The request:
Go through the records and extract every line with the word "that".

Records for this exercise:
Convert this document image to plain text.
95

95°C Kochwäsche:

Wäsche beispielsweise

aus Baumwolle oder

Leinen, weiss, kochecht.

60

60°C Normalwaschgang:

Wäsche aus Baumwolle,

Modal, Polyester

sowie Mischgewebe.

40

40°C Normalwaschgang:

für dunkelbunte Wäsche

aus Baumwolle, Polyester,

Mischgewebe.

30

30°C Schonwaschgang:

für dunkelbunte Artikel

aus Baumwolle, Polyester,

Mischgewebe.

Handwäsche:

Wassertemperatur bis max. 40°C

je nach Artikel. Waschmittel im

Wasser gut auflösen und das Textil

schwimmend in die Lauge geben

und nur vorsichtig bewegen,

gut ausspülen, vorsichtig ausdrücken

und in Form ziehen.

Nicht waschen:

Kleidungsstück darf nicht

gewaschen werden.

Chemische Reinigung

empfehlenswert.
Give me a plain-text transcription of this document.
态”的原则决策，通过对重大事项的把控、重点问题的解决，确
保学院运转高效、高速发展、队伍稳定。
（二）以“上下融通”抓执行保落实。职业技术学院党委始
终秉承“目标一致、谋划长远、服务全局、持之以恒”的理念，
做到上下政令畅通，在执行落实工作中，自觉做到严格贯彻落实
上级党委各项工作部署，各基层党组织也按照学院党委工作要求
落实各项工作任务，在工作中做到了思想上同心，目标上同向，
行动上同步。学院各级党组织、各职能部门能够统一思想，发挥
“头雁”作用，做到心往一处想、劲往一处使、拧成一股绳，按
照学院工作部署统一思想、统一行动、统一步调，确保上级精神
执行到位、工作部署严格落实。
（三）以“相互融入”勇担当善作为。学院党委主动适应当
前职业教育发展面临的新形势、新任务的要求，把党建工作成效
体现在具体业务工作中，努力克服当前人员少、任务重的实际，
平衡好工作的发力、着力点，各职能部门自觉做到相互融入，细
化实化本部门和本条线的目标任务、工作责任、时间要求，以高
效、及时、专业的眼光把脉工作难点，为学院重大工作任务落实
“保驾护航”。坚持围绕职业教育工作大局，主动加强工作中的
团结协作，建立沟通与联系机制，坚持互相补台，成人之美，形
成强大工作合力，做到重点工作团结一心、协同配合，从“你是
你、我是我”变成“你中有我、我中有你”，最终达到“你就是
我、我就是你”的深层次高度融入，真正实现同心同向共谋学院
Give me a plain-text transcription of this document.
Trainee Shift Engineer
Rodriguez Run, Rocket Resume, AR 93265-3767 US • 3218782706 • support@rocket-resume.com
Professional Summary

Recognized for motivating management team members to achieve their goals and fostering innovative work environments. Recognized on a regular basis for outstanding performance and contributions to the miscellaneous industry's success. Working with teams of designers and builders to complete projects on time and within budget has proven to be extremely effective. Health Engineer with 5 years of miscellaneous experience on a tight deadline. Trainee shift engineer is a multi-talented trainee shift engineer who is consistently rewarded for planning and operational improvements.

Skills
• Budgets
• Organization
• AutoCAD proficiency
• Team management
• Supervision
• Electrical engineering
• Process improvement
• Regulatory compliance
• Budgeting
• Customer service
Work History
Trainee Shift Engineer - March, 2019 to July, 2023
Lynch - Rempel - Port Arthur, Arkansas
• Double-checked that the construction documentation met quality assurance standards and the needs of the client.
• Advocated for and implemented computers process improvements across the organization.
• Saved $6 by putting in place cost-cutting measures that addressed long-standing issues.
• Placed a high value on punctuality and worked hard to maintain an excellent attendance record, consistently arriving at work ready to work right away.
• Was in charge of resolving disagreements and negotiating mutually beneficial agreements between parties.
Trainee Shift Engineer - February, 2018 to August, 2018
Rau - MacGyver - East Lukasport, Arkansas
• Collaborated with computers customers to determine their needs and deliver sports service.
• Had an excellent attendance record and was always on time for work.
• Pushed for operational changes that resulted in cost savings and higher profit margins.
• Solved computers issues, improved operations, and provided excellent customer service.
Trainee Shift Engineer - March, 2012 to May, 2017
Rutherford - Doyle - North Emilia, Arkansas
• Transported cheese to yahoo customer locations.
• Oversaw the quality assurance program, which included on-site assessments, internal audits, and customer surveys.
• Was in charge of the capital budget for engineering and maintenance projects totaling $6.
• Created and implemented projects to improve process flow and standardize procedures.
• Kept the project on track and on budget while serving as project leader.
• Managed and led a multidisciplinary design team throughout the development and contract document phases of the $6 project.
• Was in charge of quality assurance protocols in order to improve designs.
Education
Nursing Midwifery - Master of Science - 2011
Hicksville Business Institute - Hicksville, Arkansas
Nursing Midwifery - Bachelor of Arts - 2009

Solution:
• Double-checked that the construction documentation met quality assurance standards and the needs of the client.
• Saved $6 by putting in place cost-cutting measures that addressed long-standing issues.
• Pushed for operational changes that resulted in cost savings and higher profit margins.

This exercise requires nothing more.